INSTRUCTION.
Count every line that includes the string "title" in the entries that follow. Nothing besides the number is needed.
◇ ◇ ◇ ◇
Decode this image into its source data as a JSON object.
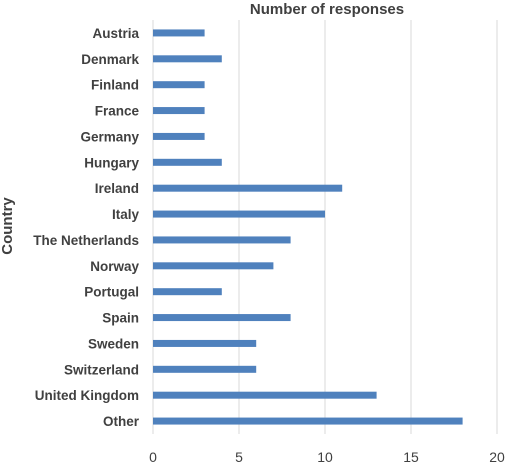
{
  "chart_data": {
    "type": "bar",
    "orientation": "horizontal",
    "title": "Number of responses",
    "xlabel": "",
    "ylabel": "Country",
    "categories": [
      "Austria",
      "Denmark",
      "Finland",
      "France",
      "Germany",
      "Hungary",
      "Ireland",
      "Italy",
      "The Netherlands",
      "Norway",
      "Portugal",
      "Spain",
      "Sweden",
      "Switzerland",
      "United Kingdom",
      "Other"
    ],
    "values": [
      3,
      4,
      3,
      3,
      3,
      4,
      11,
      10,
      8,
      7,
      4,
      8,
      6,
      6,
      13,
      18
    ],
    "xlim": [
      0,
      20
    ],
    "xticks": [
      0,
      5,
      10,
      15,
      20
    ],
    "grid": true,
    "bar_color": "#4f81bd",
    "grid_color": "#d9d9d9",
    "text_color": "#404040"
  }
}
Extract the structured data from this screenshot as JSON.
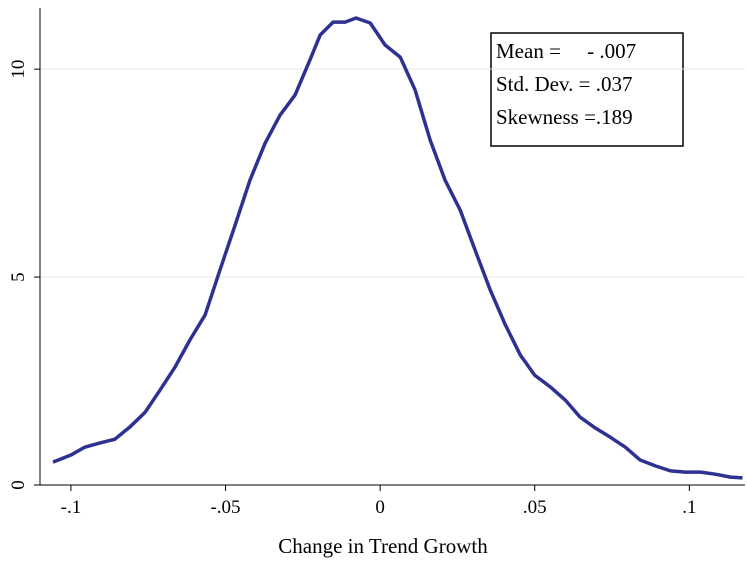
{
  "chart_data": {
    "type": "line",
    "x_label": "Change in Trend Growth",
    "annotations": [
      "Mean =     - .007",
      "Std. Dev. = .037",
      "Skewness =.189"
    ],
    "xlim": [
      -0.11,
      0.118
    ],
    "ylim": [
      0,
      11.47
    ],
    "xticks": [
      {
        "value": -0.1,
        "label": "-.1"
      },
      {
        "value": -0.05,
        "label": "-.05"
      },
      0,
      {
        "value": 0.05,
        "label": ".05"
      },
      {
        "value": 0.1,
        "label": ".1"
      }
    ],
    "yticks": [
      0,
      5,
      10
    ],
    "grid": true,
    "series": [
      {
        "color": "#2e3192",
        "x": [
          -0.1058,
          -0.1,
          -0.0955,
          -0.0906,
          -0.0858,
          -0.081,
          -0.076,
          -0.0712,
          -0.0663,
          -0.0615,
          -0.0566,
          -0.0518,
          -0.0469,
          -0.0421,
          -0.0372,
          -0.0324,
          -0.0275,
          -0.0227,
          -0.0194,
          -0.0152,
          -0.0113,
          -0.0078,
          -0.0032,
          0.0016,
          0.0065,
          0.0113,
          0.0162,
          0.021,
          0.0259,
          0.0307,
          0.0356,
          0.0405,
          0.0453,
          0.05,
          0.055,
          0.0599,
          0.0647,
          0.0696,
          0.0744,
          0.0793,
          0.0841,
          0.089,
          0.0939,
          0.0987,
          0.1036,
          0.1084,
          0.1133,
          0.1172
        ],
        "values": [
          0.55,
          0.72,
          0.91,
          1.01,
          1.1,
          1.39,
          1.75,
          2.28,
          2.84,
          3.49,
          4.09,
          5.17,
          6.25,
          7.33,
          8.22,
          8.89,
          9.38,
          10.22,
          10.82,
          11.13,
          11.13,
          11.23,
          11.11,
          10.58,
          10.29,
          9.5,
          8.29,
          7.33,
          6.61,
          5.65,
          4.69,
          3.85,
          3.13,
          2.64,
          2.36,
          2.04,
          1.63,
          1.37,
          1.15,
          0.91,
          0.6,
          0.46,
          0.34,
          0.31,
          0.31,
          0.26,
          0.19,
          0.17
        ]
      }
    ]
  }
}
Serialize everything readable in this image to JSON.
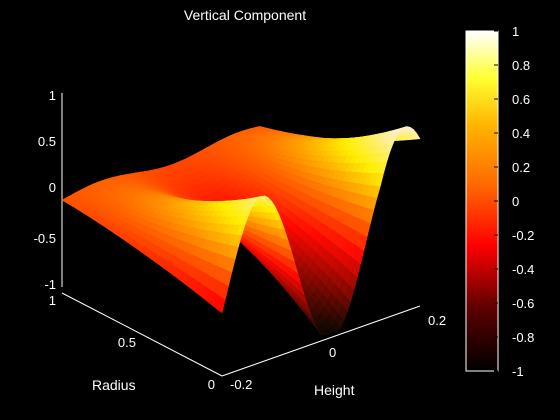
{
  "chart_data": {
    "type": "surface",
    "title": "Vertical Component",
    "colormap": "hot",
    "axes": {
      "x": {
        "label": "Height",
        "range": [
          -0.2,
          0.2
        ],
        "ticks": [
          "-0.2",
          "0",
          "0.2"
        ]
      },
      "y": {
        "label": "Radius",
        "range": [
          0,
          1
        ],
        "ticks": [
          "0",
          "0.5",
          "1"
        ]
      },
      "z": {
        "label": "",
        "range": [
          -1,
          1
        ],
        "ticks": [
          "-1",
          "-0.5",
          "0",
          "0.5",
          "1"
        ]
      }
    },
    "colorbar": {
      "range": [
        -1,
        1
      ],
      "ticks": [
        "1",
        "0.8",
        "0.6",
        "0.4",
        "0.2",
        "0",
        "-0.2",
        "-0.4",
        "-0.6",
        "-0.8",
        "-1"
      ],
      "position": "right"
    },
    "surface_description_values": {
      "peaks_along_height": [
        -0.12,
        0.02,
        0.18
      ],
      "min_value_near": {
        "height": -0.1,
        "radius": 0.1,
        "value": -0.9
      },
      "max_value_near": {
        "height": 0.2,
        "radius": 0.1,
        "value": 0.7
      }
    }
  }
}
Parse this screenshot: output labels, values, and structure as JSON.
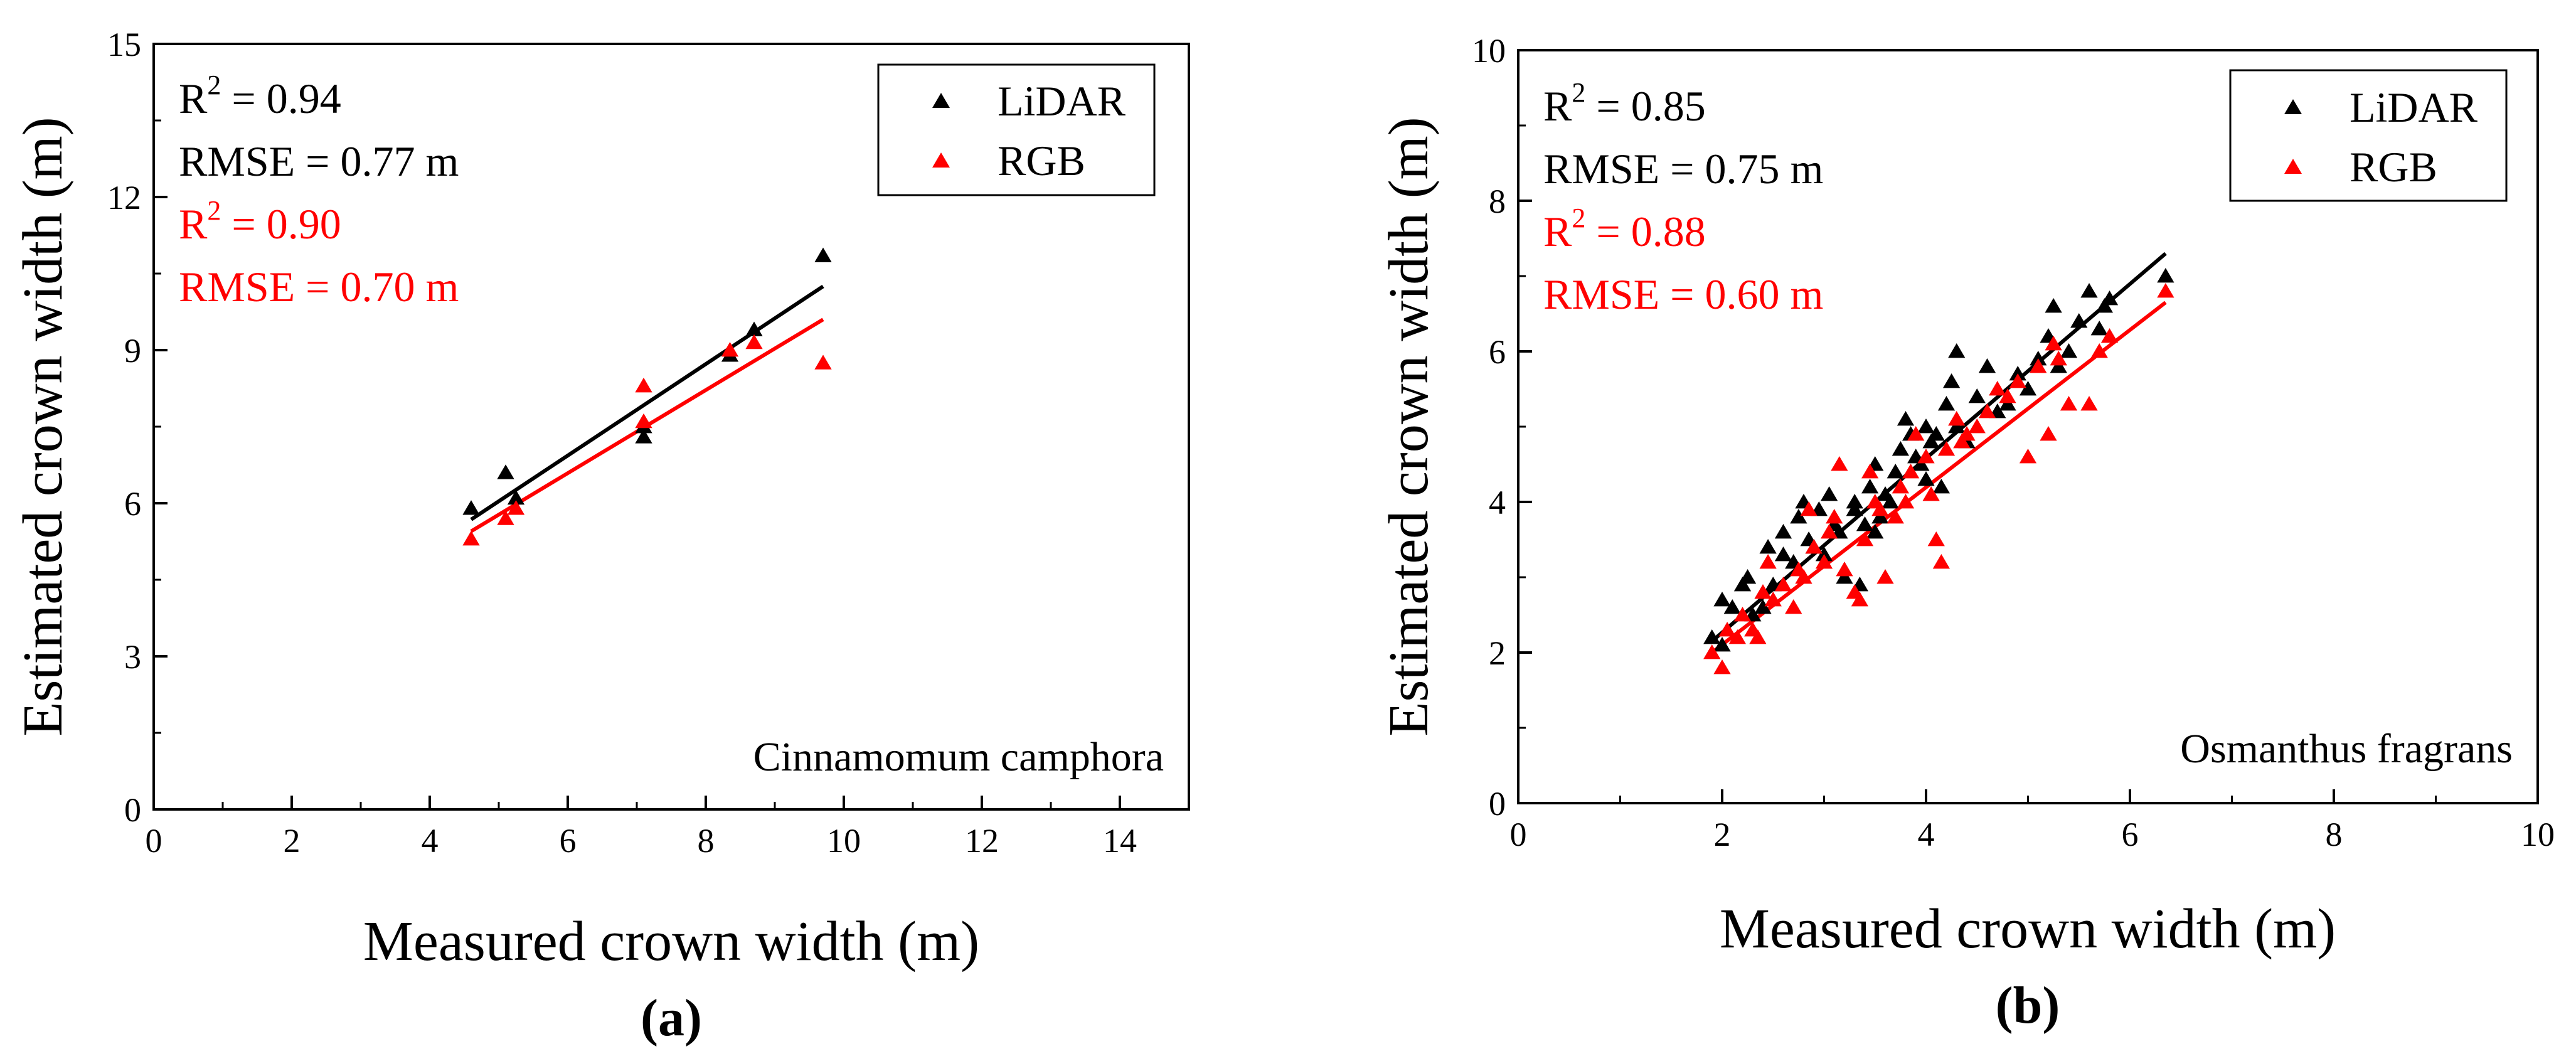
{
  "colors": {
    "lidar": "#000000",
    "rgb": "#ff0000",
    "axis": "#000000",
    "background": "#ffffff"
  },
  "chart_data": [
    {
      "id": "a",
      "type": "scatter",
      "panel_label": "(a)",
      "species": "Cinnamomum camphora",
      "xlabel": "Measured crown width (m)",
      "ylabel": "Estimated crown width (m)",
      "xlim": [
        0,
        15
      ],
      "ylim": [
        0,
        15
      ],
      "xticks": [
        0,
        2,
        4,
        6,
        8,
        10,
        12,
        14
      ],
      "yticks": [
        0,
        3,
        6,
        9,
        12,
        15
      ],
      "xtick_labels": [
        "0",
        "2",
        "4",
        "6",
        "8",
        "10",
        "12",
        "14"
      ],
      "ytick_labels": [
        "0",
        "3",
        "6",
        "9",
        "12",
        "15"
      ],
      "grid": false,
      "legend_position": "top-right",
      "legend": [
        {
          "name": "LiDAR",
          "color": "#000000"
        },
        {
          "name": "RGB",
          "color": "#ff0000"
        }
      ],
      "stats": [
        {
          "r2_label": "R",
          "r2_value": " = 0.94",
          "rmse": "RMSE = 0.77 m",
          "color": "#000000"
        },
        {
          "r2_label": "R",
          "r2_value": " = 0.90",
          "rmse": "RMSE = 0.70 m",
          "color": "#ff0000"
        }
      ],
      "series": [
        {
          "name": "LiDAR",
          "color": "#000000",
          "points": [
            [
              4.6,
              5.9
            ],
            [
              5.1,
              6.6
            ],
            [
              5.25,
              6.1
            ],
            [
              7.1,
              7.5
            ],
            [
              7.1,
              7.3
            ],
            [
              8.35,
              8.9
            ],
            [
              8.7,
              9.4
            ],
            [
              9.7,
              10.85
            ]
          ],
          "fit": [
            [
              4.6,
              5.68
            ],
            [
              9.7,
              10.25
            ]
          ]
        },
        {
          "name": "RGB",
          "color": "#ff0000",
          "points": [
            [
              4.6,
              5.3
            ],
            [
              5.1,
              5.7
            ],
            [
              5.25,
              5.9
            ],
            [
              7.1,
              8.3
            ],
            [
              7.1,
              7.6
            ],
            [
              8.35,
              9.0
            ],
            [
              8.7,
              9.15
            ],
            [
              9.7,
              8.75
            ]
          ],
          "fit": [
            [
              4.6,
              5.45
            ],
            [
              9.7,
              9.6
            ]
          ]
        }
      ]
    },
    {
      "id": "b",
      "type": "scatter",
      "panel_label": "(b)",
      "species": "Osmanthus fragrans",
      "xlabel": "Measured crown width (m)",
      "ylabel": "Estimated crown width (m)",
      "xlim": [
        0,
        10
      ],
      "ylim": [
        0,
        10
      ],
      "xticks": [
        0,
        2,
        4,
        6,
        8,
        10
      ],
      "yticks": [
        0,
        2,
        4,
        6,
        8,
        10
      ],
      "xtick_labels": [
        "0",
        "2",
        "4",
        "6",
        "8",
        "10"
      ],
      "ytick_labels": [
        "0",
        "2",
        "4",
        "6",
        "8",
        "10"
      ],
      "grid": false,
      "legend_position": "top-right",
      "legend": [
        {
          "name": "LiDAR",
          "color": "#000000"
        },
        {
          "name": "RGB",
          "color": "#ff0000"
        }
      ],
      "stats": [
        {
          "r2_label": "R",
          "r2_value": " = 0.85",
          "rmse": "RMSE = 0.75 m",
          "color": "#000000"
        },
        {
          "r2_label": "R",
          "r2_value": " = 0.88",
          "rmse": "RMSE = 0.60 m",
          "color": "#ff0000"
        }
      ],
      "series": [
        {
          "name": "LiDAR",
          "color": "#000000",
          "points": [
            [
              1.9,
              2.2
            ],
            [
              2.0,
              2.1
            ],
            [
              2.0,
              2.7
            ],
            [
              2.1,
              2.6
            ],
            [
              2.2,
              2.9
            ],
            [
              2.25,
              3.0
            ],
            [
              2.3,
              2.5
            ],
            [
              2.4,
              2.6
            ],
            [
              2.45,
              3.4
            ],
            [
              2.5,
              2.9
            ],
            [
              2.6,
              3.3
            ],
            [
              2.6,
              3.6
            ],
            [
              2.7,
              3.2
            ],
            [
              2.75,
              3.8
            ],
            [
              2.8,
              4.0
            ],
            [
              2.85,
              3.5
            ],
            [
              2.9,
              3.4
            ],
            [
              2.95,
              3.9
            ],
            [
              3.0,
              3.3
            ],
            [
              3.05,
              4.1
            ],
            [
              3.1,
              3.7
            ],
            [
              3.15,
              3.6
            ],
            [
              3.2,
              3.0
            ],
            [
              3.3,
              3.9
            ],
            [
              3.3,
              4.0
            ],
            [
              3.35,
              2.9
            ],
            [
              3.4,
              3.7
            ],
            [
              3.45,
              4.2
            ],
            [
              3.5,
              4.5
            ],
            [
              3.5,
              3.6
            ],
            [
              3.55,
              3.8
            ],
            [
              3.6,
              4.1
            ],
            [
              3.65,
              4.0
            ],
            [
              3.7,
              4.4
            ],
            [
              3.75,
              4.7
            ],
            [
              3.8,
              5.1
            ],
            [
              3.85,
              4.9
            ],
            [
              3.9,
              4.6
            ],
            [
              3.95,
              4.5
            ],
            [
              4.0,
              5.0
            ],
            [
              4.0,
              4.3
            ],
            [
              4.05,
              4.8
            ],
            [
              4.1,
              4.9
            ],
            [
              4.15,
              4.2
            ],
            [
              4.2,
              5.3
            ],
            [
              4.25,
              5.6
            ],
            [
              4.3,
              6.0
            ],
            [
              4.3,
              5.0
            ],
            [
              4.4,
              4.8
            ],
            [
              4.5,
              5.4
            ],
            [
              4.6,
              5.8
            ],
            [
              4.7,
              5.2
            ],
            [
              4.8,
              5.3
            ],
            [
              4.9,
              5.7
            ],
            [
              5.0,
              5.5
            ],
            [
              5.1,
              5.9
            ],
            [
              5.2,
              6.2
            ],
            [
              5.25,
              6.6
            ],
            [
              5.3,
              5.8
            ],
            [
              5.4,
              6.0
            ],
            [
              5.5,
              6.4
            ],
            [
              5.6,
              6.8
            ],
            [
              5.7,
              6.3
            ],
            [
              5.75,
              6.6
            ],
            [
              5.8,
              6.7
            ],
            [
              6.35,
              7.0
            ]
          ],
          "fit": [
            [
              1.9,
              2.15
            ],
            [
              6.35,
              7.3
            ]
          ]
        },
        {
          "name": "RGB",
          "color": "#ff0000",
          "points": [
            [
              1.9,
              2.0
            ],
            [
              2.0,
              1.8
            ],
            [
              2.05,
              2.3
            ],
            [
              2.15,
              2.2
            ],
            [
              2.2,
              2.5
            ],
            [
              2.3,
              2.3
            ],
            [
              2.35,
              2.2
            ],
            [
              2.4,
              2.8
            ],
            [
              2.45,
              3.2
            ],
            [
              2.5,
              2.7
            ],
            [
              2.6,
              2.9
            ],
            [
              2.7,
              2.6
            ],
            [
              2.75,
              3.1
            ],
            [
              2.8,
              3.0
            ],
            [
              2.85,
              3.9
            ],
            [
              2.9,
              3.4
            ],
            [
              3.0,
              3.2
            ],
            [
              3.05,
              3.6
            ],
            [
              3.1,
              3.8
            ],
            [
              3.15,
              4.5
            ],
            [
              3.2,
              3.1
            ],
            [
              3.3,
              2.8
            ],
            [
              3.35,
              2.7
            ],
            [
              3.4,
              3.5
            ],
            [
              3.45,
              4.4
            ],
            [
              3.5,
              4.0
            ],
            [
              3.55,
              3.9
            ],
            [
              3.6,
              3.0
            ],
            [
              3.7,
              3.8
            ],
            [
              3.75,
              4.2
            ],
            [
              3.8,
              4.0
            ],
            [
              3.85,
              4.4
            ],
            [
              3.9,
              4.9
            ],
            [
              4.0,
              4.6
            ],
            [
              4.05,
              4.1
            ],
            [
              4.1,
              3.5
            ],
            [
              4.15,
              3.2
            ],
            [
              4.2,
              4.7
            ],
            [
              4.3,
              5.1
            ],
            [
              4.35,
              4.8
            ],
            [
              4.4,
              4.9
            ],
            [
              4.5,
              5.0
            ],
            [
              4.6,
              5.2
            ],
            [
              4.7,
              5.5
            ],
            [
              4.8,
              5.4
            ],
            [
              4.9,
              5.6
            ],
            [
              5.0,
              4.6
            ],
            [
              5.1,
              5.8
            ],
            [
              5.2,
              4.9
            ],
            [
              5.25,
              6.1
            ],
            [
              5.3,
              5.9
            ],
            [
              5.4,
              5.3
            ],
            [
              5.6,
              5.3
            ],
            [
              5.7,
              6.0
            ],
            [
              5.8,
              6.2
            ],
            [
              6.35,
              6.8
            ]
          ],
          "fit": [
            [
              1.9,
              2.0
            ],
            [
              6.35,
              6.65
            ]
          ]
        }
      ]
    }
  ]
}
◇ ◇ ◇ ◇
REPLY TO THE EXERCISE.
2